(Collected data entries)
★ ★ ★ ★ ★

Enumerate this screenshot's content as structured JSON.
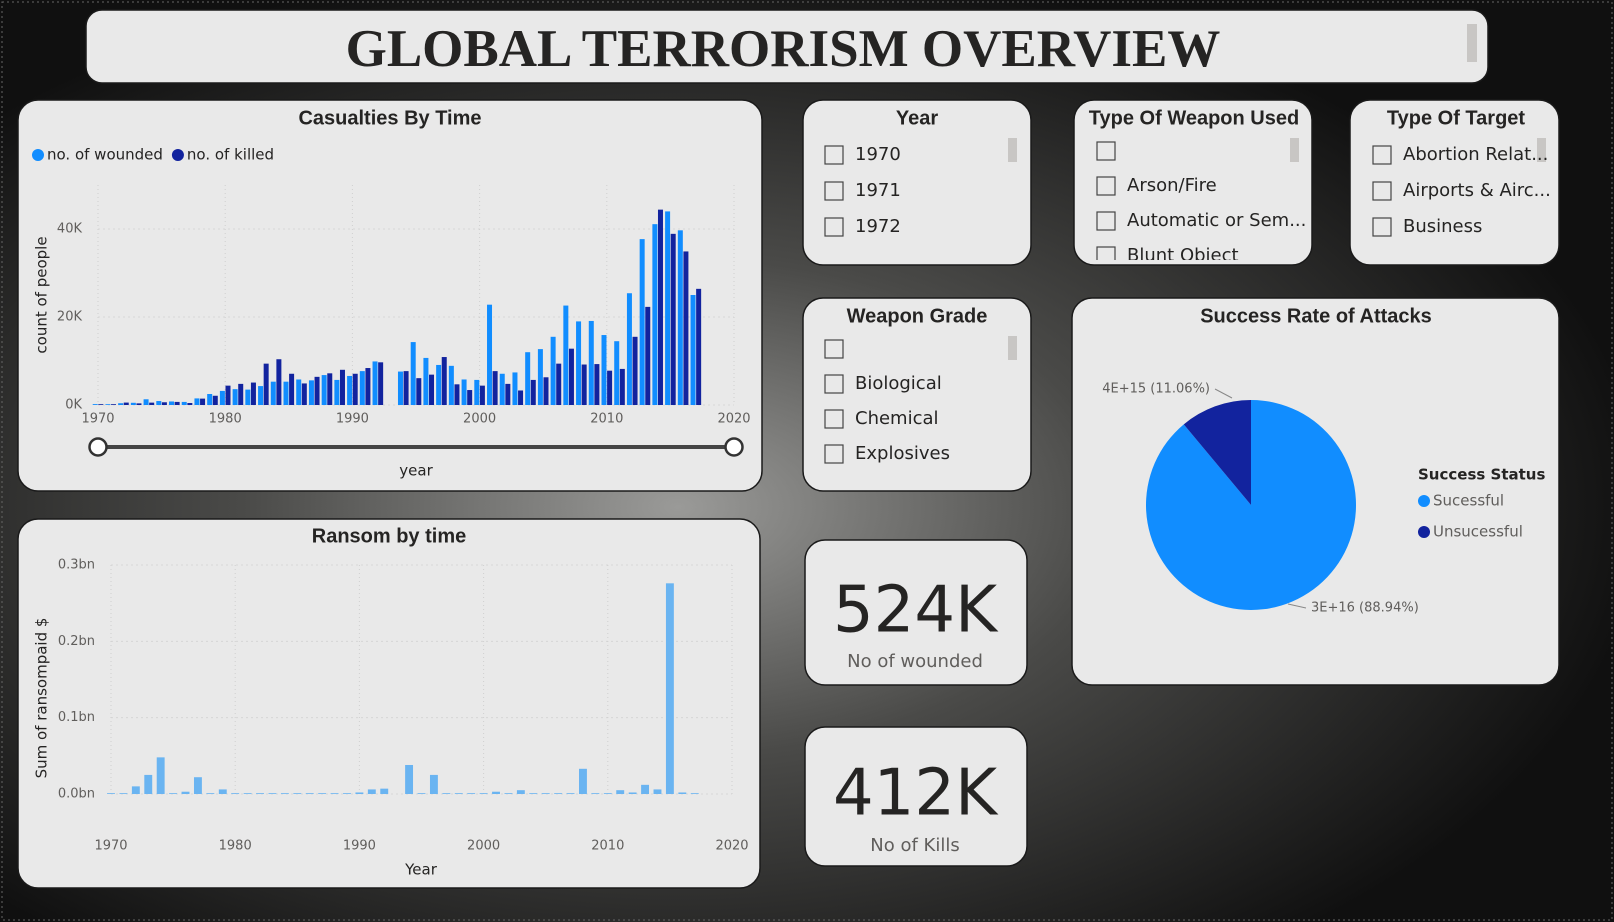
{
  "header": {
    "title": "GLOBAL TERRORISM OVERVIEW"
  },
  "slicers": [
    {
      "title": "Year",
      "items": [
        "1970",
        "1971",
        "1972"
      ]
    },
    {
      "title": "Type Of Weapon Used",
      "items": [
        "Arson/Fire",
        "Automatic or Sem...",
        "Blunt Object"
      ]
    },
    {
      "title": "Type Of Target",
      "items": [
        "Abortion Relat...",
        "Airports & Airc...",
        "Business"
      ]
    },
    {
      "title": "Weapon Grade",
      "items": [
        "Biological",
        "Chemical",
        "Explosives"
      ]
    }
  ],
  "kpis": [
    {
      "value": "524K",
      "label": "No of wounded"
    },
    {
      "value": "412K",
      "label": "No of Kills"
    }
  ],
  "chart_data": [
    {
      "type": "bar",
      "title": "Casualties By Time",
      "x_label": "year",
      "y_label": "count of people",
      "x": [
        1970,
        1971,
        1972,
        1973,
        1974,
        1975,
        1976,
        1977,
        1978,
        1979,
        1980,
        1981,
        1982,
        1983,
        1984,
        1985,
        1986,
        1987,
        1988,
        1989,
        1990,
        1991,
        1992,
        1994,
        1995,
        1996,
        1997,
        1998,
        1999,
        2000,
        2001,
        2002,
        2003,
        2004,
        2005,
        2006,
        2007,
        2008,
        2009,
        2010,
        2011,
        2012,
        2013,
        2014,
        2015,
        2016,
        2017
      ],
      "series": [
        {
          "name": "no. of wounded",
          "color": "#118DFF",
          "values": [
            200,
            100,
            400,
            500,
            1300,
            900,
            800,
            700,
            1500,
            2500,
            3200,
            3600,
            3500,
            4300,
            5300,
            5300,
            5800,
            5600,
            6800,
            5700,
            6600,
            7700,
            9900,
            7600,
            14300,
            10700,
            9100,
            8900,
            5800,
            5700,
            22800,
            7100,
            7400,
            12000,
            12700,
            15500,
            22600,
            19000,
            19100,
            15900,
            14500,
            25400,
            37700,
            41100,
            44000,
            39700,
            25000
          ]
        },
        {
          "name": "no. of killed",
          "color": "#12239E",
          "values": [
            170,
            170,
            550,
            370,
            540,
            620,
            700,
            450,
            1450,
            2100,
            4400,
            4800,
            5100,
            9400,
            10400,
            7100,
            4900,
            6400,
            7200,
            8000,
            7100,
            8400,
            9700,
            7700,
            6100,
            6900,
            10900,
            4700,
            3400,
            4400,
            7700,
            4800,
            3300,
            5700,
            6300,
            9400,
            12800,
            9200,
            9300,
            7800,
            8200,
            15500,
            22300,
            44400,
            38900,
            34900,
            26400
          ]
        }
      ],
      "xlim": [
        1970,
        2020
      ],
      "xticks": [
        1970,
        1980,
        1990,
        2000,
        2010,
        2020
      ],
      "ylim": [
        0,
        50000
      ],
      "yticks": [
        {
          "value": 0,
          "label": "0K"
        },
        {
          "value": 20000,
          "label": "20K"
        },
        {
          "value": 40000,
          "label": "40K"
        }
      ],
      "grid": true
    },
    {
      "type": "bar",
      "title": "Ransom by time",
      "x_label": "Year",
      "y_label": "Sum of ransompaid $",
      "x": [
        1970,
        1971,
        1972,
        1973,
        1974,
        1975,
        1976,
        1977,
        1978,
        1979,
        1980,
        1981,
        1982,
        1983,
        1984,
        1985,
        1986,
        1987,
        1988,
        1989,
        1990,
        1991,
        1992,
        1994,
        1995,
        1996,
        1997,
        1998,
        1999,
        2000,
        2001,
        2002,
        2003,
        2004,
        2005,
        2006,
        2007,
        2008,
        2009,
        2010,
        2011,
        2012,
        2013,
        2014,
        2015,
        2016,
        2017
      ],
      "values": [
        0,
        500000,
        10000000,
        25000000,
        48000000,
        1000000,
        3000000,
        22000000,
        1000000,
        6000000,
        1000000,
        0,
        1000000,
        1000000,
        0,
        1000000,
        0,
        1000000,
        1000000,
        1000000,
        2000000,
        6000000,
        7000000,
        38000000,
        1000000,
        25000000,
        1000000,
        1000000,
        1000000,
        1000000,
        3000000,
        1000000,
        5000000,
        1000000,
        1000000,
        1000000,
        1000000,
        33000000,
        1000000,
        500000,
        5000000,
        2000000,
        12000000,
        6000000,
        276000000,
        2000000,
        1000000
      ],
      "color": "#6AB4F1",
      "xlim": [
        1970,
        2020
      ],
      "xticks": [
        1970,
        1980,
        1990,
        2000,
        2010,
        2020
      ],
      "ylim": [
        0,
        300000000
      ],
      "yticks": [
        {
          "value": 0,
          "label": "0.0bn"
        },
        {
          "value": 100000000,
          "label": "0.1bn"
        },
        {
          "value": 200000000,
          "label": "0.2bn"
        },
        {
          "value": 300000000,
          "label": "0.3bn"
        }
      ],
      "grid": true
    },
    {
      "type": "pie",
      "title": "Success Rate of Attacks",
      "legend_title": "Success Status",
      "categories": [
        "Sucessful",
        "Unsucessful"
      ],
      "values": [
        88.94,
        11.06
      ],
      "value_labels": [
        "3E+16 (88.94%)",
        "4E+15 (11.06%)"
      ],
      "colors": [
        "#118DFF",
        "#12239E"
      ],
      "legend": "right"
    }
  ]
}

★ ★ ★ ★ ★

- WHAT THIS TASK INVOLVES
Copy every record above exactly, leaving out any pictures.

- TASK RESULT
Enumerate this screenshot's content as structured JSON.
{
  "header": {
    "title": "GLOBAL TERRORISM OVERVIEW"
  },
  "slicers": [
    {
      "title": "Year",
      "items": [
        "1970",
        "1971",
        "1972"
      ]
    },
    {
      "title": "Type Of Weapon Used",
      "items": [
        "Arson/Fire",
        "Automatic or Sem...",
        "Blunt Object"
      ]
    },
    {
      "title": "Type Of Target",
      "items": [
        "Abortion Relat...",
        "Airports & Airc...",
        "Business"
      ]
    },
    {
      "title": "Weapon Grade",
      "items": [
        "Biological",
        "Chemical",
        "Explosives"
      ]
    }
  ],
  "kpis": [
    {
      "value": "524K",
      "label": "No of wounded"
    },
    {
      "value": "412K",
      "label": "No of Kills"
    }
  ],
  "chart_data": [
    {
      "type": "bar",
      "title": "Casualties By Time",
      "x_label": "year",
      "y_label": "count of people",
      "x": [
        1970,
        1971,
        1972,
        1973,
        1974,
        1975,
        1976,
        1977,
        1978,
        1979,
        1980,
        1981,
        1982,
        1983,
        1984,
        1985,
        1986,
        1987,
        1988,
        1989,
        1990,
        1991,
        1992,
        1994,
        1995,
        1996,
        1997,
        1998,
        1999,
        2000,
        2001,
        2002,
        2003,
        2004,
        2005,
        2006,
        2007,
        2008,
        2009,
        2010,
        2011,
        2012,
        2013,
        2014,
        2015,
        2016,
        2017
      ],
      "series": [
        {
          "name": "no. of wounded",
          "color": "#118DFF",
          "values": [
            200,
            100,
            400,
            500,
            1300,
            900,
            800,
            700,
            1500,
            2500,
            3200,
            3600,
            3500,
            4300,
            5300,
            5300,
            5800,
            5600,
            6800,
            5700,
            6600,
            7700,
            9900,
            7600,
            14300,
            10700,
            9100,
            8900,
            5800,
            5700,
            22800,
            7100,
            7400,
            12000,
            12700,
            15500,
            22600,
            19000,
            19100,
            15900,
            14500,
            25400,
            37700,
            41100,
            44000,
            39700,
            25000
          ]
        },
        {
          "name": "no. of killed",
          "color": "#12239E",
          "values": [
            170,
            170,
            550,
            370,
            540,
            620,
            700,
            450,
            1450,
            2100,
            4400,
            4800,
            5100,
            9400,
            10400,
            7100,
            4900,
            6400,
            7200,
            8000,
            7100,
            8400,
            9700,
            7700,
            6100,
            6900,
            10900,
            4700,
            3400,
            4400,
            7700,
            4800,
            3300,
            5700,
            6300,
            9400,
            12800,
            9200,
            9300,
            7800,
            8200,
            15500,
            22300,
            44400,
            38900,
            34900,
            26400
          ]
        }
      ],
      "xlim": [
        1970,
        2020
      ],
      "xticks": [
        1970,
        1980,
        1990,
        2000,
        2010,
        2020
      ],
      "ylim": [
        0,
        50000
      ],
      "yticks": [
        {
          "value": 0,
          "label": "0K"
        },
        {
          "value": 20000,
          "label": "20K"
        },
        {
          "value": 40000,
          "label": "40K"
        }
      ],
      "grid": true
    },
    {
      "type": "bar",
      "title": "Ransom by time",
      "x_label": "Year",
      "y_label": "Sum of ransompaid $",
      "x": [
        1970,
        1971,
        1972,
        1973,
        1974,
        1975,
        1976,
        1977,
        1978,
        1979,
        1980,
        1981,
        1982,
        1983,
        1984,
        1985,
        1986,
        1987,
        1988,
        1989,
        1990,
        1991,
        1992,
        1994,
        1995,
        1996,
        1997,
        1998,
        1999,
        2000,
        2001,
        2002,
        2003,
        2004,
        2005,
        2006,
        2007,
        2008,
        2009,
        2010,
        2011,
        2012,
        2013,
        2014,
        2015,
        2016,
        2017
      ],
      "values": [
        0,
        500000,
        10000000,
        25000000,
        48000000,
        1000000,
        3000000,
        22000000,
        1000000,
        6000000,
        1000000,
        0,
        1000000,
        1000000,
        0,
        1000000,
        0,
        1000000,
        1000000,
        1000000,
        2000000,
        6000000,
        7000000,
        38000000,
        1000000,
        25000000,
        1000000,
        1000000,
        1000000,
        1000000,
        3000000,
        1000000,
        5000000,
        1000000,
        1000000,
        1000000,
        1000000,
        33000000,
        1000000,
        500000,
        5000000,
        2000000,
        12000000,
        6000000,
        276000000,
        2000000,
        1000000
      ],
      "color": "#6AB4F1",
      "xlim": [
        1970,
        2020
      ],
      "xticks": [
        1970,
        1980,
        1990,
        2000,
        2010,
        2020
      ],
      "ylim": [
        0,
        300000000
      ],
      "yticks": [
        {
          "value": 0,
          "label": "0.0bn"
        },
        {
          "value": 100000000,
          "label": "0.1bn"
        },
        {
          "value": 200000000,
          "label": "0.2bn"
        },
        {
          "value": 300000000,
          "label": "0.3bn"
        }
      ],
      "grid": true
    },
    {
      "type": "pie",
      "title": "Success Rate of Attacks",
      "legend_title": "Success Status",
      "categories": [
        "Sucessful",
        "Unsucessful"
      ],
      "values": [
        88.94,
        11.06
      ],
      "value_labels": [
        "3E+16 (88.94%)",
        "4E+15 (11.06%)"
      ],
      "colors": [
        "#118DFF",
        "#12239E"
      ],
      "legend": "right"
    }
  ]
}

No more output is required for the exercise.